+++ Page excerpt

[FEATURE] More input samples for LSTM architecture and Use of ESR+DC as loss fuction

KaisKermani commented 1 year ago

Hello nice people!

Context

Lately I've been running some tests on the NAM models with the goal of improving the training procedure, optimizing the CPU consumption of the generated models, and ultimately make NAM more accessible on embedded devices. However I believe the findings that I'm sharing here will be useful beyond just NAM on embedded devices ^^

Data

So, I trained different models (LSTMs and WaveNet) using two platforms (NAM and AIDA DSP). I then run the models on test set where none of them was trained. For training datasets I used 10 different captures that we did at MOD audio of multiple amps (fender blues deluxe, marshall jvm, orange rockerverb..) and devided the captures into 3 categories: clean, crunchy, and high_gain.

When doing the evaluation, I made sure to account for:

Time alignment with the target, that gives the best results for each model.
Gain correction that gives the best results.

++++++
+++ Material shown

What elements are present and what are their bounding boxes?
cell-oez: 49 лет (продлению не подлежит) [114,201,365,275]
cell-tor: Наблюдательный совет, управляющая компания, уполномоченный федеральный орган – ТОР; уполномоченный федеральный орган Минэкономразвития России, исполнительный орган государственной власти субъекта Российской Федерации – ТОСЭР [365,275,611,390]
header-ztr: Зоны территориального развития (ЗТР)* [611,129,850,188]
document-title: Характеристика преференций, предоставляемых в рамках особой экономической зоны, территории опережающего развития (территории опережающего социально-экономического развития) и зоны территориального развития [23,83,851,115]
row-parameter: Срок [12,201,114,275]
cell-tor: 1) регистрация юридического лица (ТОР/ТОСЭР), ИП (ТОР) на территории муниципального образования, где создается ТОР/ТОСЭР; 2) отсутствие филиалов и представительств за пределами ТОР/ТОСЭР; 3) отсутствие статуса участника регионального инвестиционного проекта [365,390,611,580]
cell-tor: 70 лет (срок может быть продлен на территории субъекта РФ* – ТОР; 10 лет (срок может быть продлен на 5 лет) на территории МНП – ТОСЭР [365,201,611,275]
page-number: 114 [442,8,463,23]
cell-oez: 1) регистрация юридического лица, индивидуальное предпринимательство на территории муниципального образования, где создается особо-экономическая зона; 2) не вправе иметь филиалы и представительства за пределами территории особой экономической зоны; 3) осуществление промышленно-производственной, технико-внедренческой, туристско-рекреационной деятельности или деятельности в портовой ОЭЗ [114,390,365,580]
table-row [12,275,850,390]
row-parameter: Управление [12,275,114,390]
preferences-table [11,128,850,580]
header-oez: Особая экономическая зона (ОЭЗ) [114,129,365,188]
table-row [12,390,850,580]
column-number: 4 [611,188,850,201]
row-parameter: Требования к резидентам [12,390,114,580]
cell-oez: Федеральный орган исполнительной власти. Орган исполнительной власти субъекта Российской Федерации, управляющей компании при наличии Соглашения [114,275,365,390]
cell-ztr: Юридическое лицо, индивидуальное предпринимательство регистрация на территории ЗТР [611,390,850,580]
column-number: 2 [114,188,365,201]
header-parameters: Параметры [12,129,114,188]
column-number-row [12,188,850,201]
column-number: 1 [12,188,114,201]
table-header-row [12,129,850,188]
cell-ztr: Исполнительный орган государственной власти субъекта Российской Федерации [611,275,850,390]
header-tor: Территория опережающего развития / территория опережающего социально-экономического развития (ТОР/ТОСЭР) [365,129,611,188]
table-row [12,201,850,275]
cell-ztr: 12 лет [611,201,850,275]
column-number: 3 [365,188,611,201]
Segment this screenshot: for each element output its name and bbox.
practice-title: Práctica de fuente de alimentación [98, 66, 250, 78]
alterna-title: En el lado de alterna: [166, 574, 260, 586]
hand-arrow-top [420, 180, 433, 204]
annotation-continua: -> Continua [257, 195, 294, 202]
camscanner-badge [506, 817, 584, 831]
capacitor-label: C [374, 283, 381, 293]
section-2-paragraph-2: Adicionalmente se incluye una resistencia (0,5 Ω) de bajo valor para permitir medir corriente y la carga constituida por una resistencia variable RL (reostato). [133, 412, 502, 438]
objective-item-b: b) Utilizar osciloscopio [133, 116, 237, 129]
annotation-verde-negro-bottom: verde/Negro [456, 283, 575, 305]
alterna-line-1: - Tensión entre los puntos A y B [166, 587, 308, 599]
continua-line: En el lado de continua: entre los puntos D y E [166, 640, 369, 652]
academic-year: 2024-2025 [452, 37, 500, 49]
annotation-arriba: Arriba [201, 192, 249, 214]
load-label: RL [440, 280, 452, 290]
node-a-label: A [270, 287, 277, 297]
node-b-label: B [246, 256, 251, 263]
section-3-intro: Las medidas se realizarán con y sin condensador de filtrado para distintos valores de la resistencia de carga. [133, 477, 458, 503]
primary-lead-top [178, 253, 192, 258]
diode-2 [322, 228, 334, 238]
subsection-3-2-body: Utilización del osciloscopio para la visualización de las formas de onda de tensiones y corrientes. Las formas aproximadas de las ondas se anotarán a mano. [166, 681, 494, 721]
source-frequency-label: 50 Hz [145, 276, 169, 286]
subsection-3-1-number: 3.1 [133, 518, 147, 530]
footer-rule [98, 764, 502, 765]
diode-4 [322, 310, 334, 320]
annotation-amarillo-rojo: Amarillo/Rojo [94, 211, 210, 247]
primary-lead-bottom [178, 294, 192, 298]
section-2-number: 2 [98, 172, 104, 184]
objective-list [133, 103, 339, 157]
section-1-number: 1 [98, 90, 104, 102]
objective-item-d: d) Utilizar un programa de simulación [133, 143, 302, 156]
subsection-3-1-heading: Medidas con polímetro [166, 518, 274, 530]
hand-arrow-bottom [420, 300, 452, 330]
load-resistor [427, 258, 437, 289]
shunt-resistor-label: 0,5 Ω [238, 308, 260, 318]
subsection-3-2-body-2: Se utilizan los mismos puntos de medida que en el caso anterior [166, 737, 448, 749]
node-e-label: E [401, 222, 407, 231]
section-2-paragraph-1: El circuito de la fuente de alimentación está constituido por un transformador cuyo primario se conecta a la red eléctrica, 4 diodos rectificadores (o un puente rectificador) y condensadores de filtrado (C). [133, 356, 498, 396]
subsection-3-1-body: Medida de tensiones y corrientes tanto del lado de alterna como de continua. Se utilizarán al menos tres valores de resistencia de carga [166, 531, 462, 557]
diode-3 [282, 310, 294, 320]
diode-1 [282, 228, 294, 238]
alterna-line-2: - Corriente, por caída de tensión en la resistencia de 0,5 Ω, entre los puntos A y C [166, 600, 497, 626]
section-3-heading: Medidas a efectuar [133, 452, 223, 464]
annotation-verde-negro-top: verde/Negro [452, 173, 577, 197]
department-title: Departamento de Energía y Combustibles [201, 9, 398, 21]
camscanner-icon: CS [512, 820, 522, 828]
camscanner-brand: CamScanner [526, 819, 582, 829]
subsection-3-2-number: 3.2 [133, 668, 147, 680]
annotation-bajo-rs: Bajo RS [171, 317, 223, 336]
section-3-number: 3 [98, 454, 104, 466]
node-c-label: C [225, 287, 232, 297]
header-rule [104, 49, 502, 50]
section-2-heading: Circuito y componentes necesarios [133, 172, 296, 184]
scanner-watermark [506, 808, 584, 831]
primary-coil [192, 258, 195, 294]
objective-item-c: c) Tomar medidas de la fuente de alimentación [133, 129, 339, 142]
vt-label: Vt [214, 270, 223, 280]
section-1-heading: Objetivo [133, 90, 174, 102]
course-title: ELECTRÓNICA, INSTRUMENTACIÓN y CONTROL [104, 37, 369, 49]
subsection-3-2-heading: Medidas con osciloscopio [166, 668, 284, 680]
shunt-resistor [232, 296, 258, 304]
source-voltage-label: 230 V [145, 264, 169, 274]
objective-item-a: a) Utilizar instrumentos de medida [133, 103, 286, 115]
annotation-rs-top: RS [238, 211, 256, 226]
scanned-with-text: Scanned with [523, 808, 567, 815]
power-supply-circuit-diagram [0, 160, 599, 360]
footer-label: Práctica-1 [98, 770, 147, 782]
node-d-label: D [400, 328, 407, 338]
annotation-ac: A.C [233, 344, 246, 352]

++++++

Given problem A: Check whether each statement agrees with the NAM feature thread: (i) The training captures were split into three categories. (ii) The models were tested on data they had been trained on. (iii) Ten different captures were used for training. For each one, answer yes or no and quote the deciding words of the thread.
Given problem B: Return the part of the NAM feature thread starting with "KaisKermani commented 1" and going on through "crunchy, and high_gain.", copied exactly.

Full answer A:
(i) Yes: "devided the captures into 3 categories: clean, crunchy, and high_gain"
(ii) No: "I then run the models on test set where none of them was trained"
(iii) Yes: "For training datasets I used 10 different captures"

Full answer B:
KaisKermani commented 1 year ago

Hello nice people!

Context

Lately I've been running some tests on the NAM models with the goal of improving the training procedure, optimizing the CPU consumption of the generated models, and ultimately make NAM more accessible on embedded devices. However I believe the findings that I'm sharing here will be useful beyond just NAM on embedded devices ^^

Data

So, I trained different models (LSTMs and WaveNet) using two platforms (NAM and AIDA DSP). I then run the models on test set where none of them was trained. For training datasets I used 10 different captures that we did at MOD audio of multiple amps (fender blues deluxe, marshall jvm, orange rockerverb..) and devided the captures into 3 categories: clean, crunchy, and high_gain.